_Available data_.
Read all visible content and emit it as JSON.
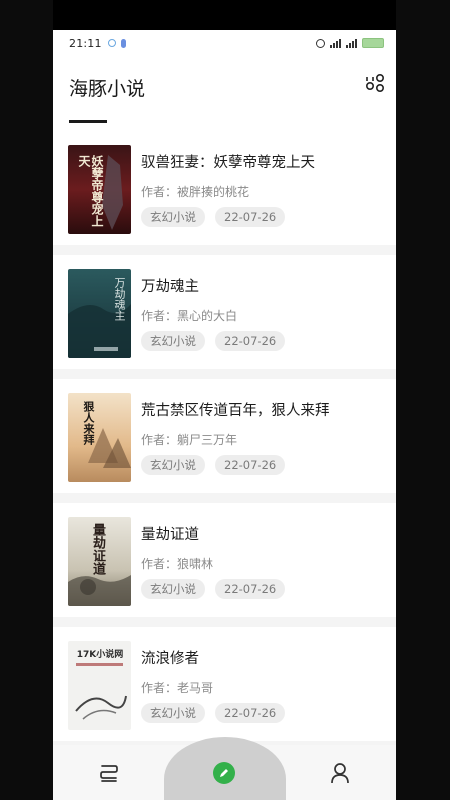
{
  "status": {
    "time": "21:11"
  },
  "app": {
    "title": "海豚小说"
  },
  "books": [
    {
      "title": "驭兽狂妻：妖孽帝尊宠上天",
      "author": "作者：被胖揍的桃花",
      "genre": "玄幻小说",
      "date": "22-07-26",
      "cover": "dark-red"
    },
    {
      "title": "万劫魂主",
      "author": "作者：黑心的大白",
      "genre": "玄幻小说",
      "date": "22-07-26",
      "cover": "teal"
    },
    {
      "title": "荒古禁区传道百年，狠人来拜",
      "author": "作者：躺尸三万年",
      "genre": "玄幻小说",
      "date": "22-07-26",
      "cover": "sunset"
    },
    {
      "title": "量劫证道",
      "author": "作者：狼啸林",
      "genre": "玄幻小说",
      "date": "22-07-26",
      "cover": "ink"
    },
    {
      "title": "流浪修者",
      "author": "作者：老马哥",
      "genre": "玄幻小说",
      "date": "22-07-26",
      "cover": "white"
    }
  ],
  "cover_text": {
    "b1": "妖孽帝尊宠上天",
    "b2": "万劫魂主",
    "b3": "狠人来拜",
    "b4": "量劫证道",
    "b5": "17K小说网"
  },
  "colors": {
    "accent": "#33b04a",
    "background": "#f4f4f4",
    "card": "#ffffff",
    "tag_bg": "#ededed"
  },
  "nav": {
    "left_icon": "bookshelf-icon",
    "center_icon": "pencil-icon",
    "right_icon": "profile-icon"
  }
}
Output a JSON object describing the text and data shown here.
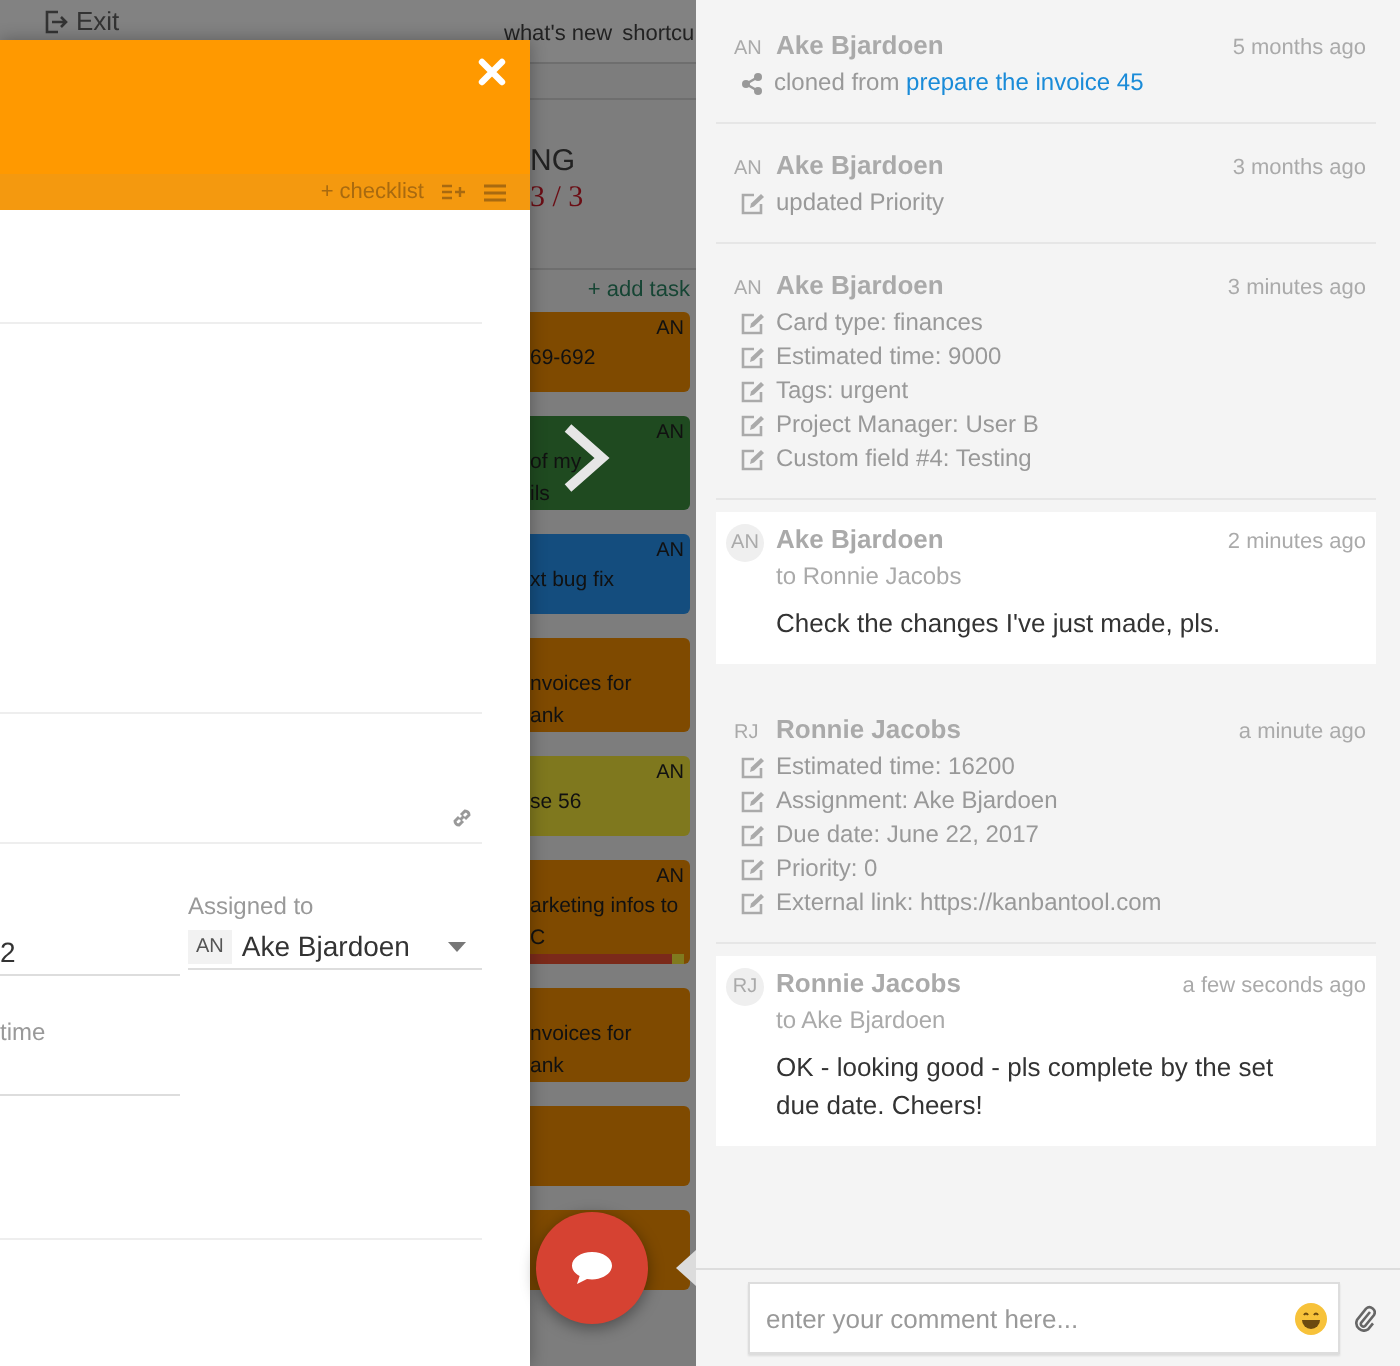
{
  "topbar": {
    "exit": "Exit",
    "links": [
      "what's new",
      "shortcu"
    ]
  },
  "board": {
    "column_title": "NG",
    "count": "3 / 3",
    "add_task": "+ add task",
    "cards": [
      {
        "color": "#7f4a00",
        "initials": "AN",
        "lines": [
          "69-692"
        ]
      },
      {
        "color": "#1f4a20",
        "initials": "AN",
        "lines": [
          "of my",
          "ils"
        ]
      },
      {
        "color": "#144d7e",
        "initials": "AN",
        "lines": [
          "xt bug fix"
        ]
      },
      {
        "color": "#7f4a00",
        "lines": [
          "nvoices for",
          "ank"
        ]
      },
      {
        "color": "#7f781e",
        "initials": "AN",
        "lines": [
          "se 56"
        ]
      },
      {
        "color": "#7f4a00",
        "initials": "AN",
        "lines": [
          "arketing infos to",
          "C"
        ],
        "progress": {
          "level": 0.92
        }
      },
      {
        "color": "#7f4a00",
        "lines": [
          "nvoices for",
          "ank"
        ]
      },
      {
        "color": "#7f4a00"
      },
      {
        "color": "#7f4a00"
      }
    ]
  },
  "card_dialog": {
    "checklist": "+ checklist",
    "field_value": "2",
    "assigned_label": "Assigned to",
    "assignee_initials": "AN",
    "assignee": "Ake Bjardoen",
    "time_label": "time"
  },
  "activity": [
    {
      "kind": "change",
      "initials": "AN",
      "author": "Ake Bjardoen",
      "time": "5 months ago",
      "lines": [
        {
          "kind": "share",
          "text": "cloned from ",
          "link": "prepare the invoice 45"
        }
      ]
    },
    {
      "kind": "change",
      "initials": "AN",
      "author": "Ake Bjardoen",
      "time": "3 months ago",
      "lines": [
        {
          "kind": "edit",
          "text": "updated Priority"
        }
      ]
    },
    {
      "kind": "change",
      "initials": "AN",
      "author": "Ake Bjardoen",
      "time": "3 minutes ago",
      "lines": [
        {
          "kind": "edit",
          "text": "Card type: finances"
        },
        {
          "kind": "edit",
          "text": "Estimated time: 9000"
        },
        {
          "kind": "edit",
          "text": "Tags: urgent"
        },
        {
          "kind": "edit",
          "text": "Project Manager: User B"
        },
        {
          "kind": "edit",
          "text": "Custom field #4: Testing"
        }
      ]
    },
    {
      "kind": "comment",
      "initials": "AN",
      "author": "Ake Bjardoen",
      "recipient": "to Ronnie Jacobs",
      "time": "2 minutes ago",
      "message": "Check the changes I've just made, pls."
    },
    {
      "kind": "change",
      "initials": "RJ",
      "author": "Ronnie Jacobs",
      "time": "a minute ago",
      "lines": [
        {
          "kind": "edit",
          "text": "Estimated time: 16200"
        },
        {
          "kind": "edit",
          "text": "Assignment: Ake Bjardoen"
        },
        {
          "kind": "edit",
          "text": "Due date: June 22, 2017"
        },
        {
          "kind": "edit",
          "text": "Priority: 0"
        },
        {
          "kind": "edit",
          "text": "External link: https://kanbantool.com"
        }
      ]
    },
    {
      "kind": "comment",
      "initials": "RJ",
      "author": "Ronnie Jacobs",
      "recipient": "to Ake Bjardoen",
      "time": "a few seconds ago",
      "message": "OK - looking good - pls complete by the set due date. Cheers!"
    }
  ],
  "comment_box": {
    "placeholder": "enter your comment here..."
  }
}
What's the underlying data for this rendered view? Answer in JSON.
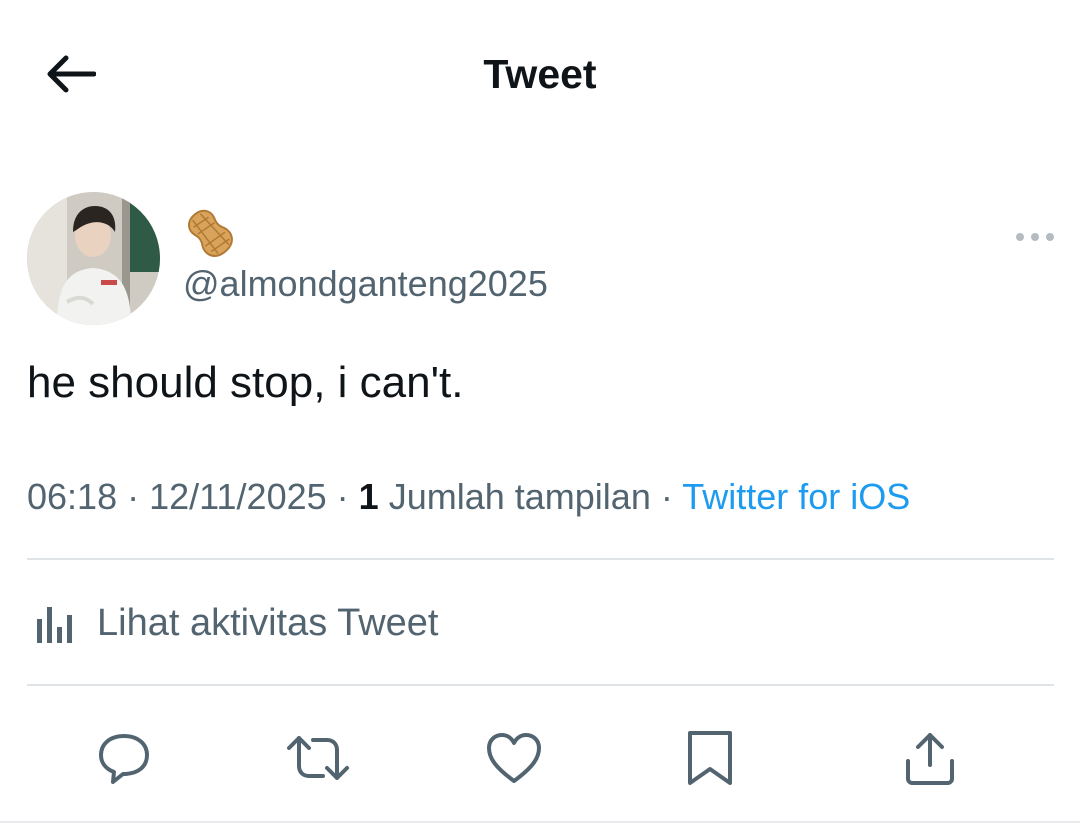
{
  "header": {
    "title": "Tweet",
    "back_icon": "arrow-left-icon"
  },
  "author": {
    "display_name_icon": "peanut-emoji-icon",
    "handle": "@almondganteng2025",
    "avatar_icon": "profile-photo"
  },
  "tweet": {
    "text": "he should stop, i can't."
  },
  "meta": {
    "time": "06:18",
    "separator": "·",
    "date": "12/11/2025",
    "views_count": "1",
    "views_label": "Jumlah tampilan",
    "source": "Twitter for iOS"
  },
  "activity": {
    "label": "Lihat aktivitas Tweet",
    "icon": "bar-chart-icon"
  },
  "actions": [
    {
      "name": "reply",
      "icon": "reply-icon"
    },
    {
      "name": "retweet",
      "icon": "retweet-icon"
    },
    {
      "name": "like",
      "icon": "heart-icon"
    },
    {
      "name": "bookmark",
      "icon": "bookmark-icon"
    },
    {
      "name": "share",
      "icon": "share-icon"
    }
  ],
  "colors": {
    "text_primary": "#0f1419",
    "text_secondary": "#536471",
    "link_blue": "#1d9bf0",
    "divider": "#e1e4e7"
  }
}
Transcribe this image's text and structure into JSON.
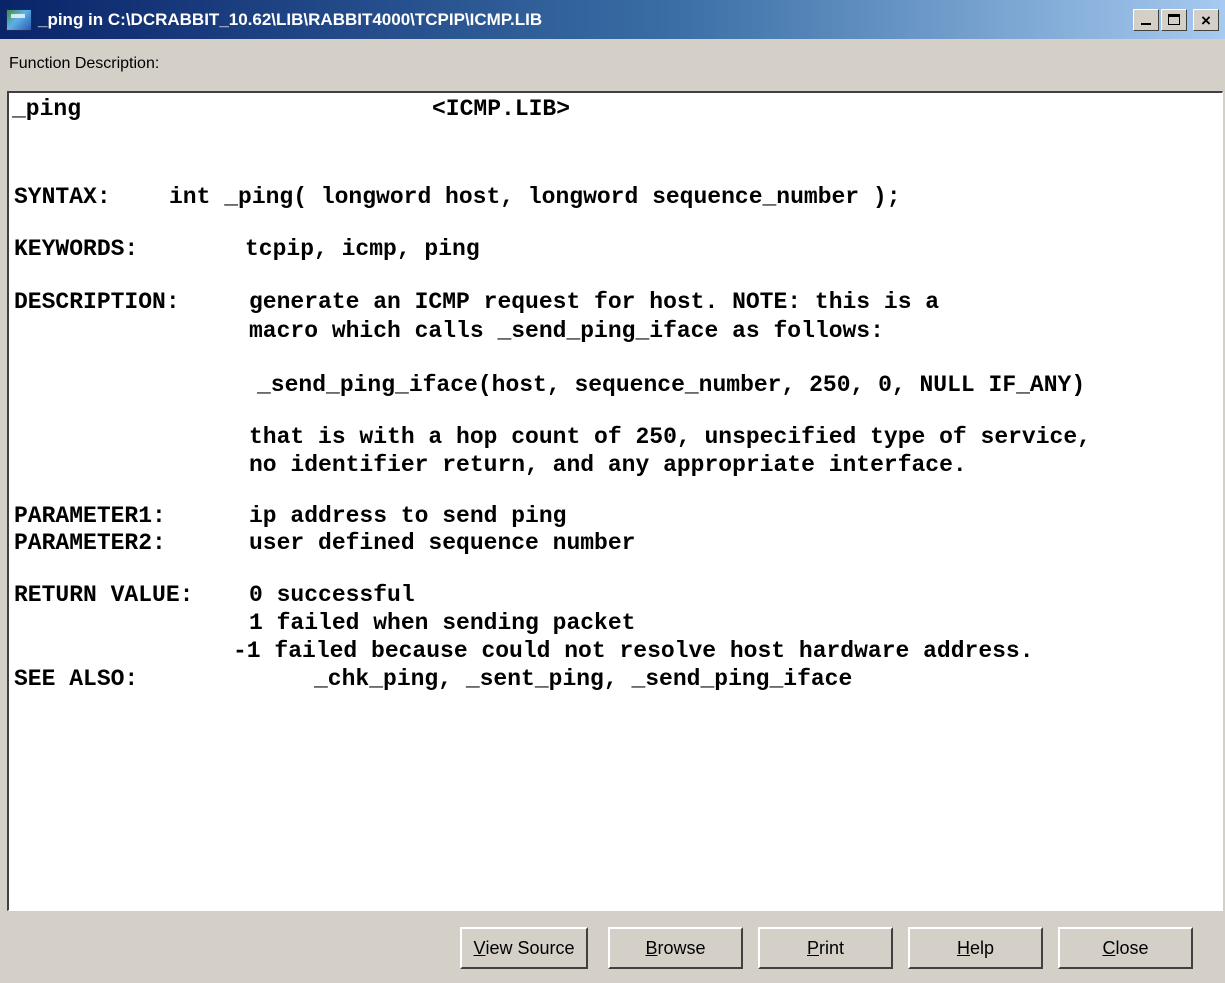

_Task prompt_. Copy everything in the records above except the pictures, exactly as written.

_Solution below_.
Read all visible content and emit it as JSON.
{
  "status": {
    "time": "21:11"
  },
  "app": {
    "title": "海豚小说"
  },
  "books": [
    {
      "title": "驭兽狂妻：妖孽帝尊宠上天",
      "author": "作者：被胖揍的桃花",
      "genre": "玄幻小说",
      "date": "22-07-26",
      "cover": "dark-red"
    },
    {
      "title": "万劫魂主",
      "author": "作者：黑心的大白",
      "genre": "玄幻小说",
      "date": "22-07-26",
      "cover": "teal"
    },
    {
      "title": "荒古禁区传道百年，狠人来拜",
      "author": "作者：躺尸三万年",
      "genre": "玄幻小说",
      "date": "22-07-26",
      "cover": "sunset"
    },
    {
      "title": "量劫证道",
      "author": "作者：狼啸林",
      "genre": "玄幻小说",
      "date": "22-07-26",
      "cover": "ink"
    },
    {
      "title": "流浪修者",
      "author": "作者：老马哥",
      "genre": "玄幻小说",
      "date": "22-07-26",
      "cover": "white"
    }
  ],
  "cover_text": {
    "b1": "妖孽帝尊宠上天",
    "b2": "万劫魂主",
    "b3": "狠人来拜",
    "b4": "量劫证道",
    "b5": "17K小说网"
  },
  "colors": {
    "accent": "#33b04a",
    "background": "#f4f4f4",
    "card": "#ffffff",
    "tag_bg": "#ededed"
  },
  "nav": {
    "left_icon": "bookshelf-icon",
    "center_icon": "pencil-icon",
    "right_icon": "profile-icon"
  }
}
Output a JSON object describing the text and data shown here.
{
  "topbar": {
    "exit": "Exit",
    "links": [
      "what's new",
      "shortcu"
    ]
  },
  "board": {
    "column_title": "NG",
    "count": "3 / 3",
    "add_task": "+ add task",
    "cards": [
      {
        "color": "#7f4a00",
        "initials": "AN",
        "lines": [
          "69-692"
        ]
      },
      {
        "color": "#1f4a20",
        "initials": "AN",
        "lines": [
          "of my",
          "ils"
        ]
      },
      {
        "color": "#144d7e",
        "initials": "AN",
        "lines": [
          "xt bug fix"
        ]
      },
      {
        "color": "#7f4a00",
        "lines": [
          "nvoices for",
          "ank"
        ]
      },
      {
        "color": "#7f781e",
        "initials": "AN",
        "lines": [
          "se 56"
        ]
      },
      {
        "color": "#7f4a00",
        "initials": "AN",
        "lines": [
          "arketing infos to",
          "C"
        ],
        "progress": {
          "level": 0.92
        }
      },
      {
        "color": "#7f4a00",
        "lines": [
          "nvoices for",
          "ank"
        ]
      },
      {
        "color": "#7f4a00"
      },
      {
        "color": "#7f4a00"
      }
    ]
  },
  "card_dialog": {
    "checklist": "+ checklist",
    "field_value": "2",
    "assigned_label": "Assigned to",
    "assignee_initials": "AN",
    "assignee": "Ake Bjardoen",
    "time_label": "time"
  },
  "activity": [
    {
      "kind": "change",
      "initials": "AN",
      "author": "Ake Bjardoen",
      "time": "5 months ago",
      "lines": [
        {
          "kind": "share",
          "text": "cloned from ",
          "link": "prepare the invoice 45"
        }
      ]
    },
    {
      "kind": "change",
      "initials": "AN",
      "author": "Ake Bjardoen",
      "time": "3 months ago",
      "lines": [
        {
          "kind": "edit",
          "text": "updated Priority"
        }
      ]
    },
    {
      "kind": "change",
      "initials": "AN",
      "author": "Ake Bjardoen",
      "time": "3 minutes ago",
      "lines": [
        {
          "kind": "edit",
          "text": "Card type: finances"
        },
        {
          "kind": "edit",
          "text": "Estimated time: 9000"
        },
        {
          "kind": "edit",
          "text": "Tags: urgent"
        },
        {
          "kind": "edit",
          "text": "Project Manager: User B"
        },
        {
          "kind": "edit",
          "text": "Custom field #4: Testing"
        }
      ]
    },
    {
      "kind": "comment",
      "initials": "AN",
      "author": "Ake Bjardoen",
      "recipient": "to Ronnie Jacobs",
      "time": "2 minutes ago",
      "message": "Check the changes I've just made, pls."
    },
    {
      "kind": "change",
      "initials": "RJ",
      "author": "Ronnie Jacobs",
      "time": "a minute ago",
      "lines": [
        {
          "kind": "edit",
          "text": "Estimated time: 16200"
        },
        {
          "kind": "edit",
          "text": "Assignment: Ake Bjardoen"
        },
        {
          "kind": "edit",
          "text": "Due date: June 22, 2017"
        },
        {
          "kind": "edit",
          "text": "Priority: 0"
        },
        {
          "kind": "edit",
          "text": "External link: https://kanbantool.com"
        }
      ]
    },
    {
      "kind": "comment",
      "initials": "RJ",
      "author": "Ronnie Jacobs",
      "recipient": "to Ake Bjardoen",
      "time": "a few seconds ago",
      "message": "OK - looking good - pls complete by the set due date. Cheers!"
    }
  ],
  "comment_box": {
    "placeholder": "enter your comment here..."
  }
}
What's the underlying data for this rendered view? Answer in JSON.
{
  "header": {
    "title": "Tweet",
    "back_icon": "arrow-left-icon"
  },
  "author": {
    "display_name_icon": "peanut-emoji-icon",
    "handle": "@almondganteng2025",
    "avatar_icon": "profile-photo"
  },
  "tweet": {
    "text": "he should stop, i can't."
  },
  "meta": {
    "time": "06:18",
    "separator": "·",
    "date": "12/11/2025",
    "views_count": "1",
    "views_label": "Jumlah tampilan",
    "source": "Twitter for iOS"
  },
  "activity": {
    "label": "Lihat aktivitas Tweet",
    "icon": "bar-chart-icon"
  },
  "actions": [
    {
      "name": "reply",
      "icon": "reply-icon"
    },
    {
      "name": "retweet",
      "icon": "retweet-icon"
    },
    {
      "name": "like",
      "icon": "heart-icon"
    },
    {
      "name": "bookmark",
      "icon": "bookmark-icon"
    },
    {
      "name": "share",
      "icon": "share-icon"
    }
  ],
  "colors": {
    "text_primary": "#0f1419",
    "text_secondary": "#536471",
    "link_blue": "#1d9bf0",
    "divider": "#e1e4e7"
  }
}
Transcribe this image's text and structure into JSON.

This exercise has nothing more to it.